**What the exercise asks**
Copy the material below line for line with no changes, and leave out the pictures.

**Given records**
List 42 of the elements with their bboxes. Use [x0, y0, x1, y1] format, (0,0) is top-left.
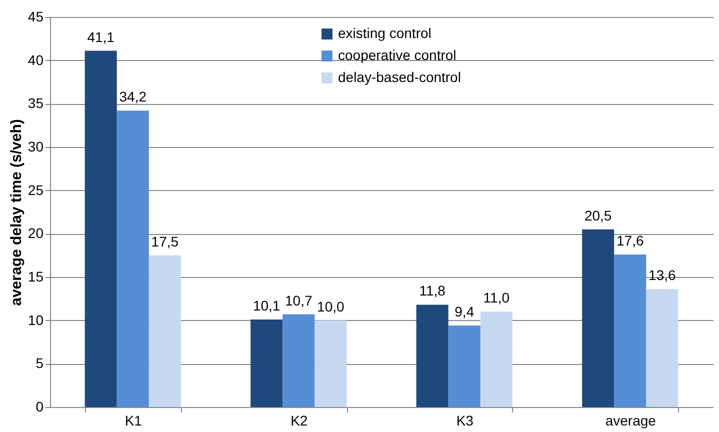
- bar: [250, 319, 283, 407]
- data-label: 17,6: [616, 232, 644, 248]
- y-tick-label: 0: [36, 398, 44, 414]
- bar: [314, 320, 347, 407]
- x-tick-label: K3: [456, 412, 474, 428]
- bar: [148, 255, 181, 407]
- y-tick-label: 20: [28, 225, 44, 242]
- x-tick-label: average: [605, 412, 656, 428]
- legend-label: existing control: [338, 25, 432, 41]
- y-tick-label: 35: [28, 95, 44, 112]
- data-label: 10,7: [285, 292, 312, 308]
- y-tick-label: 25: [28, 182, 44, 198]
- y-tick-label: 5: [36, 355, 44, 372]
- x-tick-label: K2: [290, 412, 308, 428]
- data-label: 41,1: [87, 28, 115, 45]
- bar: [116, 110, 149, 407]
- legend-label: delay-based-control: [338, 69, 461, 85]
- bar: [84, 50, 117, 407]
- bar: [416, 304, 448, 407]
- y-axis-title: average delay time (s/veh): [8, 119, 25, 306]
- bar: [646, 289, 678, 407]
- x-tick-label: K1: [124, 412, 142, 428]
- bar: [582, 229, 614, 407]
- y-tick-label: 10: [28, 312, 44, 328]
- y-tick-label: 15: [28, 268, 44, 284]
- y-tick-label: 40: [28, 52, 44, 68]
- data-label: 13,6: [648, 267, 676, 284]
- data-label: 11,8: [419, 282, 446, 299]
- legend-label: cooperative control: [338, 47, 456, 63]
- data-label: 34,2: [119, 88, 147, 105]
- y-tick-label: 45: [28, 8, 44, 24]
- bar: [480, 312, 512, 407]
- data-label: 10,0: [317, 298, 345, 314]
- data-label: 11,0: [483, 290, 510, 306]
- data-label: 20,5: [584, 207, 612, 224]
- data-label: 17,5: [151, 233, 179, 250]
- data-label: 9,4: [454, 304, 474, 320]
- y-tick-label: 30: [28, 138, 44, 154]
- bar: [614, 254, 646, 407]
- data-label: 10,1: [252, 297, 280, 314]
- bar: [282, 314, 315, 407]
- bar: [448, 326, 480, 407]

**Expected answer**
List 42 of the elements with their bboxes. Use [x0, y0, x1, y1] format, (0,0) is top-left.
- bar: [250, 319, 283, 407]
- data-label: 17,6: [616, 232, 644, 248]
- y-tick-label: 0: [36, 398, 44, 414]
- bar: [314, 320, 347, 407]
- x-tick-label: K3: [456, 412, 474, 428]
- bar: [148, 255, 181, 407]
- y-tick-label: 20: [28, 225, 44, 242]
- x-tick-label: average: [605, 412, 656, 428]
- legend-label: existing control: [338, 25, 432, 41]
- y-tick-label: 35: [28, 95, 44, 112]
- data-label: 10,7: [285, 292, 312, 308]
- y-tick-label: 25: [28, 182, 44, 198]
- y-tick-label: 5: [36, 355, 44, 372]
- x-tick-label: K2: [290, 412, 308, 428]
- data-label: 41,1: [87, 28, 115, 45]
- bar: [116, 110, 149, 407]
- legend-label: delay-based-control: [338, 69, 461, 85]
- bar: [84, 50, 117, 407]
- bar: [416, 304, 448, 407]
- y-axis-title: average delay time (s/veh): [8, 119, 25, 306]
- bar: [646, 289, 678, 407]
- x-tick-label: K1: [124, 412, 142, 428]
- bar: [582, 229, 614, 407]
- y-tick-label: 10: [28, 312, 44, 328]
- y-tick-label: 15: [28, 268, 44, 284]
- y-tick-label: 40: [28, 52, 44, 68]
- data-label: 13,6: [648, 267, 676, 284]
- data-label: 11,8: [419, 282, 446, 299]
- legend-label: cooperative control: [338, 47, 456, 63]
- data-label: 34,2: [119, 88, 147, 105]
- y-tick-label: 45: [28, 8, 44, 24]
- bar: [480, 312, 512, 407]
- data-label: 10,0: [317, 298, 345, 314]
- data-label: 11,0: [483, 290, 510, 306]
- data-label: 20,5: [584, 207, 612, 224]
- data-label: 17,5: [151, 233, 179, 250]
- data-label: 9,4: [454, 304, 474, 320]
- y-tick-label: 30: [28, 138, 44, 154]
- bar: [614, 254, 646, 407]
- data-label: 10,1: [252, 297, 280, 314]
- bar: [282, 314, 315, 407]
- bar: [448, 326, 480, 407]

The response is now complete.